Instruction. Can you quote the entries word for word, beginning with their very first line and stopping after the line that contains "diff-cell: 12 [827,975,888,990]"?

*** Data provided ***

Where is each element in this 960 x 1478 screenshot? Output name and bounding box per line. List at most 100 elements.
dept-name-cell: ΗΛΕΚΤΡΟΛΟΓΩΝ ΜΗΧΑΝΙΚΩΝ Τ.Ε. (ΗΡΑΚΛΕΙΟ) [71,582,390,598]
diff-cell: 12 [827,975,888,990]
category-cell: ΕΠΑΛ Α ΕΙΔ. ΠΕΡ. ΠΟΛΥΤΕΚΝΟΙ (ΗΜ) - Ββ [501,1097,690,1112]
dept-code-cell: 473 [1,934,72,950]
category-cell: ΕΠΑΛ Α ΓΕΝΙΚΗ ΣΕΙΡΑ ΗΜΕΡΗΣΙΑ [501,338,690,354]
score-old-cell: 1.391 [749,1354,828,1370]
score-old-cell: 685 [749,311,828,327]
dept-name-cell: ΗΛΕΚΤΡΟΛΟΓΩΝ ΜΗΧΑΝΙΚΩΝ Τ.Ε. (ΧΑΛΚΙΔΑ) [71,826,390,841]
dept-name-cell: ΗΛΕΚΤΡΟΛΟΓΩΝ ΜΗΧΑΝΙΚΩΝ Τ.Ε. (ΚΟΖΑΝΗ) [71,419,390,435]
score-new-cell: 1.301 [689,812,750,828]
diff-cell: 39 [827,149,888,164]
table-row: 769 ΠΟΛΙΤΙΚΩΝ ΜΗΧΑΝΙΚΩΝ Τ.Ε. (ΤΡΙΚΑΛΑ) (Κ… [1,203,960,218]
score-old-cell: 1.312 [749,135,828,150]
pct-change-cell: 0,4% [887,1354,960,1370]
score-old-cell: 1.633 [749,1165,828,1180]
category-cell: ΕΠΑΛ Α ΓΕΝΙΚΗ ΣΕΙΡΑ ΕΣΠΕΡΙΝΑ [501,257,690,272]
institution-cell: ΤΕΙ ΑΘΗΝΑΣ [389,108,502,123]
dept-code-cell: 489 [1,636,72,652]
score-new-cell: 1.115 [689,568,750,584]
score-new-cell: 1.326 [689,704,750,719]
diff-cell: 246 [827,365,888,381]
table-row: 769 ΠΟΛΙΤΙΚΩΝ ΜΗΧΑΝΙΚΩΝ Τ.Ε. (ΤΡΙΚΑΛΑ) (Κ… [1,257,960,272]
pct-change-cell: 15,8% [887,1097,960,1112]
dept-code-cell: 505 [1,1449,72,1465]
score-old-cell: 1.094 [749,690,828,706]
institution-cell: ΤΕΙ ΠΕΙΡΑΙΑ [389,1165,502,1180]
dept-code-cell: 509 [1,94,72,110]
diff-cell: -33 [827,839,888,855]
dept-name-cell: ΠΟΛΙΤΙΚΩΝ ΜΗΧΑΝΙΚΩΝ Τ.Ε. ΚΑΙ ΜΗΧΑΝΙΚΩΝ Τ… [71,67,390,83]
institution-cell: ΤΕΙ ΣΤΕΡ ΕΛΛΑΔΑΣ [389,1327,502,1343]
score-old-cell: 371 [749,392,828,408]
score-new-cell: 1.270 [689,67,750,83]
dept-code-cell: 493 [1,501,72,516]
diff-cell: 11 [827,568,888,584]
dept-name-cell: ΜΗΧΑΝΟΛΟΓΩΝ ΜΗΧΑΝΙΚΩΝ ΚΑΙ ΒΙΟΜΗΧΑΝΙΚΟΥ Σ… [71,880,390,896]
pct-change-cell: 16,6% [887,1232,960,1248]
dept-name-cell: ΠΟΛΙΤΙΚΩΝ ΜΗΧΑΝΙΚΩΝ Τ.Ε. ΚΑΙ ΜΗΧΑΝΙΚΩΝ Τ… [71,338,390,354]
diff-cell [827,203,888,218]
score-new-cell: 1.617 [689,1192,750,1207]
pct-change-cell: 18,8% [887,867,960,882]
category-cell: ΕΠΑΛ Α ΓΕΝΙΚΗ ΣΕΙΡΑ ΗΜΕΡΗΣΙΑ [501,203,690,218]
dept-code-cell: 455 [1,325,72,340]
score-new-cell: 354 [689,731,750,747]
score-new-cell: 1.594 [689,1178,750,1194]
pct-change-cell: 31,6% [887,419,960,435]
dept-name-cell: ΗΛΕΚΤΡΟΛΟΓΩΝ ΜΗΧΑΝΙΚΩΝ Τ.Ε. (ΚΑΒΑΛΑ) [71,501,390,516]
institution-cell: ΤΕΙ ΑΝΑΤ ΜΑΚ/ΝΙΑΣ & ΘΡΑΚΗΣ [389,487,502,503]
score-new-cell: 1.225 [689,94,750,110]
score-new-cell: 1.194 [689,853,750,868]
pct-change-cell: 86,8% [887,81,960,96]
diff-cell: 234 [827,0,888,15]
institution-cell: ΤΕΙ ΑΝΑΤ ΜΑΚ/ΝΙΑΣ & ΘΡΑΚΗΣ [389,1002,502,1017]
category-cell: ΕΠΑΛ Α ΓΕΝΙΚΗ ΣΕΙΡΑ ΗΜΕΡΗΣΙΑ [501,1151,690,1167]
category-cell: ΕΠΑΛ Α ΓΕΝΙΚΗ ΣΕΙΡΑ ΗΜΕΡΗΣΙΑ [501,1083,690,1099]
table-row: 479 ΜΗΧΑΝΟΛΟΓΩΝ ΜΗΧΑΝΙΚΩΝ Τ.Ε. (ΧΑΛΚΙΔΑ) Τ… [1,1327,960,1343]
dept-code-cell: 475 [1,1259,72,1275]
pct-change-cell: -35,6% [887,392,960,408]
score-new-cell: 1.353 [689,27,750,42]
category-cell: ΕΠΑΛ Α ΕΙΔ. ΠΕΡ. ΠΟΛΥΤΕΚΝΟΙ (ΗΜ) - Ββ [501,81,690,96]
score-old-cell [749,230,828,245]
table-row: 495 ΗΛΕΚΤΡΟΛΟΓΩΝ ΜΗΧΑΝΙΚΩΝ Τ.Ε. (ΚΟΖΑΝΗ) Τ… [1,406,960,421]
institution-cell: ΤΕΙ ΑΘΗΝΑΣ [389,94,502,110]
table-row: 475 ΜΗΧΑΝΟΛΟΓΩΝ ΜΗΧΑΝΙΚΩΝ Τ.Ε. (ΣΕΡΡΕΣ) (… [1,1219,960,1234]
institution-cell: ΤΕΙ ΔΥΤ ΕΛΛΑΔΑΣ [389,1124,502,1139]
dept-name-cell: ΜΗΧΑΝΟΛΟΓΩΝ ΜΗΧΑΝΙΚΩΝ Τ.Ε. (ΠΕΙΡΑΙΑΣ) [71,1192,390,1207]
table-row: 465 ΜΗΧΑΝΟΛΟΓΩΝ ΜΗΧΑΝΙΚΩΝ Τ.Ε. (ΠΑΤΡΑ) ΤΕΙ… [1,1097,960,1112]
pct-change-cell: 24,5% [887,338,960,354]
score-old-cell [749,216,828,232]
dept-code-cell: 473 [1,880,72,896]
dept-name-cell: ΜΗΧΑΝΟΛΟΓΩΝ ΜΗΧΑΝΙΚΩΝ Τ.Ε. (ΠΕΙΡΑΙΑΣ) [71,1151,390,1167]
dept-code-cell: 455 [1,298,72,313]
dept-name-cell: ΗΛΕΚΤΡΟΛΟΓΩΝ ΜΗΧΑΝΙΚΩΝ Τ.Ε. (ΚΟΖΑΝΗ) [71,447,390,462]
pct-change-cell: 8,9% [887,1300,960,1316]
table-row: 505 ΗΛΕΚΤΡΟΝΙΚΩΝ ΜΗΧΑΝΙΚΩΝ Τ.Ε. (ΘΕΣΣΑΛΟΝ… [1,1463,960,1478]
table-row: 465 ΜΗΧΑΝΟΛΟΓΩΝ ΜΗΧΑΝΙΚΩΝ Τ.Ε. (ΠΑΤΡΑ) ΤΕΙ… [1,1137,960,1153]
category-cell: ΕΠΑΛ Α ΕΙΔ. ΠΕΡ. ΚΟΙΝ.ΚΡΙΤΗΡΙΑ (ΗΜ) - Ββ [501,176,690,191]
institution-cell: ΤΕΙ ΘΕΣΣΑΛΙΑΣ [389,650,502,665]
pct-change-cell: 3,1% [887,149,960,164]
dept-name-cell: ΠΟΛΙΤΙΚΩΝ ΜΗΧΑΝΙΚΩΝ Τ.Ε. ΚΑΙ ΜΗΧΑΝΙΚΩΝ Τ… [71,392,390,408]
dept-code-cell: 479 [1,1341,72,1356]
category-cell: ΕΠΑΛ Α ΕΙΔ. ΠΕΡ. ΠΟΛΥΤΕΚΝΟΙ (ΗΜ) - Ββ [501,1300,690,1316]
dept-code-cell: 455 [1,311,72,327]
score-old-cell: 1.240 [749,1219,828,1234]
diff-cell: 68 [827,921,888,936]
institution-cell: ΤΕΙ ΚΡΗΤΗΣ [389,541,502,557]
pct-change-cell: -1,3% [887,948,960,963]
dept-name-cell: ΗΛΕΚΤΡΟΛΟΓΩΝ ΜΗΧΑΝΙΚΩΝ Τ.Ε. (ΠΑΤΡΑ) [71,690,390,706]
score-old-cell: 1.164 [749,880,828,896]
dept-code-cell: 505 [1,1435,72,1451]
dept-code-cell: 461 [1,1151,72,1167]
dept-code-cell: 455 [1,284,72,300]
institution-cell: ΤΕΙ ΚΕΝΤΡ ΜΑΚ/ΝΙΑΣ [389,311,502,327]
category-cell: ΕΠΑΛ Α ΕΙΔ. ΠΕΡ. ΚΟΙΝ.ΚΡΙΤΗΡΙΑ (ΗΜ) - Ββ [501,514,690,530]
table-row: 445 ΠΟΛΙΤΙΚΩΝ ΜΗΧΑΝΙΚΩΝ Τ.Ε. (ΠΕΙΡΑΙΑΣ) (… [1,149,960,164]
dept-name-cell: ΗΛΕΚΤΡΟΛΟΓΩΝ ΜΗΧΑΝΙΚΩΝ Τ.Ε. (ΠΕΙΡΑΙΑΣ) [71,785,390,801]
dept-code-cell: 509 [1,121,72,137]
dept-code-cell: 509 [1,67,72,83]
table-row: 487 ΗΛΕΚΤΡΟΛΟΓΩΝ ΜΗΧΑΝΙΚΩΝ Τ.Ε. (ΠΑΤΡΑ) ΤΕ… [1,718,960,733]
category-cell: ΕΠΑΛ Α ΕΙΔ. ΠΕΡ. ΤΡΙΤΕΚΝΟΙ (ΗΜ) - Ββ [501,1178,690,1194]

***

Result of this exercise.
Where is each element in this 960 x 1478 screenshot? Output name and bounding box per line. List at most 100 elements.
dept-name-cell: ΗΛΕΚΤΡΟΛΟΓΩΝ ΜΗΧΑΝΙΚΩΝ Τ.Ε. (ΗΡΑΚΛΕΙΟ) [71,582,390,598]
diff-cell: 12 [827,975,888,990]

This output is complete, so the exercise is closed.